━━━━━ Working data ━━━━━
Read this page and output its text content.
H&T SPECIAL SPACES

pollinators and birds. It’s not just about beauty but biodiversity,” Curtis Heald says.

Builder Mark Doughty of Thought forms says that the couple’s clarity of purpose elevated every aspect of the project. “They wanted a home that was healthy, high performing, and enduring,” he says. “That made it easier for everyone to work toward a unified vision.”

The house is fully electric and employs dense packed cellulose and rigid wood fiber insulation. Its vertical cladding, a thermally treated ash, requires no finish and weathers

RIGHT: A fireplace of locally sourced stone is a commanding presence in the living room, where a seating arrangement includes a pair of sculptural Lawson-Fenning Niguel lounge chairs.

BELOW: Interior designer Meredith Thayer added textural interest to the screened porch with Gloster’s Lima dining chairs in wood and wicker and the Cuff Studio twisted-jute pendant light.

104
━━━━━
◆ Exercise directions:
From the first line to the last, please quote the material above exactly.

◆ Result for this exercise:
Read this page and output its text content.
H&T SPECIAL SPACES

pollinators and birds. It’s not just about beauty but biodiversity,” Curtis Heald says.

Builder Mark Doughty of Thought forms says that the couple’s clarity of purpose elevated every aspect of the project. “They wanted a home that was healthy, high performing, and enduring,” he says. “That made it easier for everyone to work toward a unified vision.”

The house is fully electric and employs dense packed cellulose and rigid wood fiber insulation. Its vertical cladding, a thermally treated ash, requires no finish and weathers

RIGHT: A fireplace of locally sourced stone is a commanding presence in the living room, where a seating arrangement includes a pair of sculptural Lawson-Fenning Niguel lounge chairs.

BELOW: Interior designer Meredith Thayer added textural interest to the screened porch with Gloster’s Lima dining chairs in wood and wicker and the Cuff Studio twisted-jute pendant light.

104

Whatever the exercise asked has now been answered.